**Texto apresentado**.
* * * * * * * * *

Em 16 de outubro de 2017, o
Ministério do Trabalho publicou a Portaria MTB nº 1129, definindo conceitos e regulamentando
critérios relativos à fiscalização de trabalho forçado, jornada exaustiva,
condição degradante de trabalho e condição análoga à de escravo. Na mesma data o
assunto passou a ser destaque na imprensa, mas de uma forma que causou a
impressão que havia sido legalizado o trabalho escravo no Brasil.
Embora a Portaria MTB 1129
realmente apresente incongruências, abaixo seguem algumas constatações que mostram
como a discussão assumiu caráter de radicalismo, sob viés político-ideológico,
em detrimento do aperfeiçoamento do procedimento de fiscalização.
Seria desnecessário dizer que
não se está aqui a defender o trabalho escravo ou análogo. Mas, diante de tanta
desinformação e radicalismos, é necessário destacar que estou apenas
apresentando meu ponto de vista (entendo que tenho esse direito, respeitando
interpretações fundamentadas em sentido contrário).
I. ALGUMAS INFORMAÇÕES
NOTICIADAS PELA IMPRENSA
A imprensa noticiou que a
Portaria MTB nº 1129 entra "em choque com o que prevê o Código Penal"
e "dificulta a libertação de trabalhadores explorados", pois "a
portaria ministerial considera escravidão apenas a coação ou cerceamento da
liberdade de ir e vir, patente quando se verifica a presença de seguranças
armados para limitar a movimentação dos trabalhadores ou pela apreensão de
documentos".
A esse respeito, o Decreto-lei
2848/1940 (Código Penal), em seu art. 149, prevê como condição análoga à de
escravo situações como trabalhos forçados, jornada exaustiva, condições
degradantes de trabalho, restrição à locomoção em razão de dívida ou de acesso
a meio de transporte para reter alguém no local de trabalho, bem como pelo uso
de vigilância armada ou de retenção de documentos.
Por sua vez, o art. 1º da
Portaria MTB 1129 indica as mesmas situações previstas no Código Penal. Porém,
a portaria apresenta conceitos mais completos e faz uma divisão de categorias:
trabalho forçado, jornada exaustiva, condição degradante e condição análoga à
de escravo (esta compreendendo submissão com coação, cerceamento de transporte
para reter alguém no lugar de trabalho, bem como pelo uso de vigilância armada
ou de retenção de documentos).
Aparentemente, o butim da
questão é que depreende-se da portaria que a "Lista Suja do Trabalho
Escravo" (que constitui um cadastro de empregadores que submetem
trabalhadores a condição análoga à de escravo) seria aplicável apenas para as
hipóteses do art. 1º, IV, da Portaria MTB 1129 (submissão com coação,
cerceamento de transporte para retenção no lugar de trabalho, bem como pelo uso
de vigilância armada ou com apreensão de documentos) e não para os casos de
trabalho forçado, jornada exaustiva e condição degradante (incisos I a III do
mesmo artigo).

* * * * * * * * *

**Dados de origem**.

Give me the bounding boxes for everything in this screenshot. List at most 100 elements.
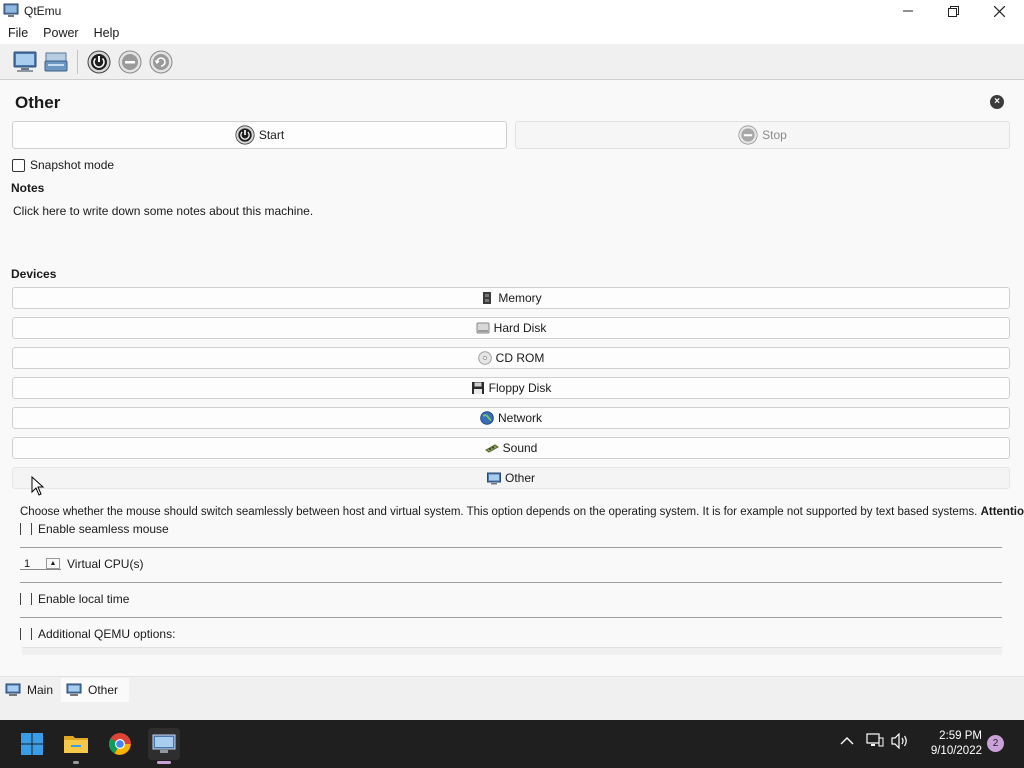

* * * * * * * * *

**Tarefa a realizar**. Indique se cada afirmação abaixo está de acordo com o texto sobre a Portaria MTB nº 1129, respondendo sim ou não e citando literalmente as palavras decisivas do texto. 1. A portaria foi publicada pelo Ministério do Trabalho em 16 de outubro de 2017. 2. O art. 149 do Código Penal não inclui a jornada exaustiva entre as situações de condição análoga à de escravo. 3. O texto afirma que a Portaria MTB 1129 não apresenta incongruências.

**Resposta à tarefa**.
1. Sim: "Em 16 de outubro de 2017, o Ministério do Trabalho publicou a Portaria MTB nº 1129".
2. Não: "prevê como condição análoga à de escravo situações como trabalhos forçados, jornada exaustiva, condições degradantes de trabalho".
3. Não: "Embora a Portaria MTB 1129 realmente apresente incongruências".